DO THIS:
Reproduce the following material verbatim, preserving every line without alteration.

───── DATASET RECORDS ─────

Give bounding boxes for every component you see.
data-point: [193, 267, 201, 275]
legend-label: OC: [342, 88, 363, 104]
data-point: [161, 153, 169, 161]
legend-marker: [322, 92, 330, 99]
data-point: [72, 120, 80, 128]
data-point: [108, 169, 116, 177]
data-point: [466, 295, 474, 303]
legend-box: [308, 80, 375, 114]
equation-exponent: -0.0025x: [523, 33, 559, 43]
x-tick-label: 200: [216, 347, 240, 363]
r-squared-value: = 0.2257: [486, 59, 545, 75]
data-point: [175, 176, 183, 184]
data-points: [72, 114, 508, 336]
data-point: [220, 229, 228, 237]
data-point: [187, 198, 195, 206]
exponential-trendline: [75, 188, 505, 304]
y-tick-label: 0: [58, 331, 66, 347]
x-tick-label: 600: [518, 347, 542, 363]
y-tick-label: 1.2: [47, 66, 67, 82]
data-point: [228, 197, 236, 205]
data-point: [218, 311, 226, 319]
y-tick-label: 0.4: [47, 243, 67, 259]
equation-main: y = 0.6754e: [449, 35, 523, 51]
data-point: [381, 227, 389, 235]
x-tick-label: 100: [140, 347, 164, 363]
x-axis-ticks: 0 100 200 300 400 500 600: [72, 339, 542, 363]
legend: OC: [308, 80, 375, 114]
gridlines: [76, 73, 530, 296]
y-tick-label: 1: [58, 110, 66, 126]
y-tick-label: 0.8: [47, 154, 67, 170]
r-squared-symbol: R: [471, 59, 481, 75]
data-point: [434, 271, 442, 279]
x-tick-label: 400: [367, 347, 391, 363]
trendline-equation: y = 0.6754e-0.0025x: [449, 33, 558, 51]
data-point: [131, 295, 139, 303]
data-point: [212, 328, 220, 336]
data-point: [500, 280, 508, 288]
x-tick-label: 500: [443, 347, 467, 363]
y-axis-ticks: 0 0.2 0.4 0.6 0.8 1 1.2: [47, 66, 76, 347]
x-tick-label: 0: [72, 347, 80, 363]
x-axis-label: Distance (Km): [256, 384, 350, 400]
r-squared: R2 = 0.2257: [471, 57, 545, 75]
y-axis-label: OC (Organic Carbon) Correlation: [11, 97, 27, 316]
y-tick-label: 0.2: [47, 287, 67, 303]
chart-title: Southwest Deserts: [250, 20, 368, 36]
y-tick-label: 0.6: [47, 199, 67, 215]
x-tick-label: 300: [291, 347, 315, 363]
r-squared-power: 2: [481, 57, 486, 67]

─────

COMPLETE OUTPUT:
Give bounding boxes for every component you see.
data-point: [193, 267, 201, 275]
legend-label: OC: [342, 88, 363, 104]
data-point: [161, 153, 169, 161]
legend-marker: [322, 92, 330, 99]
data-point: [72, 120, 80, 128]
data-point: [108, 169, 116, 177]
data-point: [466, 295, 474, 303]
legend-box: [308, 80, 375, 114]
equation-exponent: -0.0025x: [523, 33, 559, 43]
x-tick-label: 200: [216, 347, 240, 363]
r-squared-value: = 0.2257: [486, 59, 545, 75]
data-point: [175, 176, 183, 184]
data-points: [72, 114, 508, 336]
data-point: [220, 229, 228, 237]
data-point: [187, 198, 195, 206]
exponential-trendline: [75, 188, 505, 304]
y-tick-label: 0: [58, 331, 66, 347]
x-tick-label: 600: [518, 347, 542, 363]
y-tick-label: 1.2: [47, 66, 67, 82]
data-point: [228, 197, 236, 205]
data-point: [218, 311, 226, 319]
y-tick-label: 0.4: [47, 243, 67, 259]
equation-main: y = 0.6754e: [449, 35, 523, 51]
data-point: [381, 227, 389, 235]
x-tick-label: 100: [140, 347, 164, 363]
x-axis-ticks: 0 100 200 300 400 500 600: [72, 339, 542, 363]
legend: OC: [308, 80, 375, 114]
gridlines: [76, 73, 530, 296]
y-tick-label: 1: [58, 110, 66, 126]
y-tick-label: 0.8: [47, 154, 67, 170]
r-squared-symbol: R: [471, 59, 481, 75]
data-point: [434, 271, 442, 279]
x-tick-label: 400: [367, 347, 391, 363]
trendline-equation: y = 0.6754e-0.0025x: [449, 33, 558, 51]
data-point: [131, 295, 139, 303]
data-point: [212, 328, 220, 336]
data-point: [500, 280, 508, 288]
x-tick-label: 500: [443, 347, 467, 363]
y-axis-ticks: 0 0.2 0.4 0.6 0.8 1 1.2: [47, 66, 76, 347]
x-tick-label: 0: [72, 347, 80, 363]
x-axis-label: Distance (Km): [256, 384, 350, 400]
r-squared: R2 = 0.2257: [471, 57, 545, 75]
y-axis-label: OC (Organic Carbon) Correlation: [11, 97, 27, 316]
y-tick-label: 0.2: [47, 287, 67, 303]
chart-title: Southwest Deserts: [250, 20, 368, 36]
y-tick-label: 0.6: [47, 199, 67, 215]
x-tick-label: 300: [291, 347, 315, 363]
r-squared-power: 2: [481, 57, 486, 67]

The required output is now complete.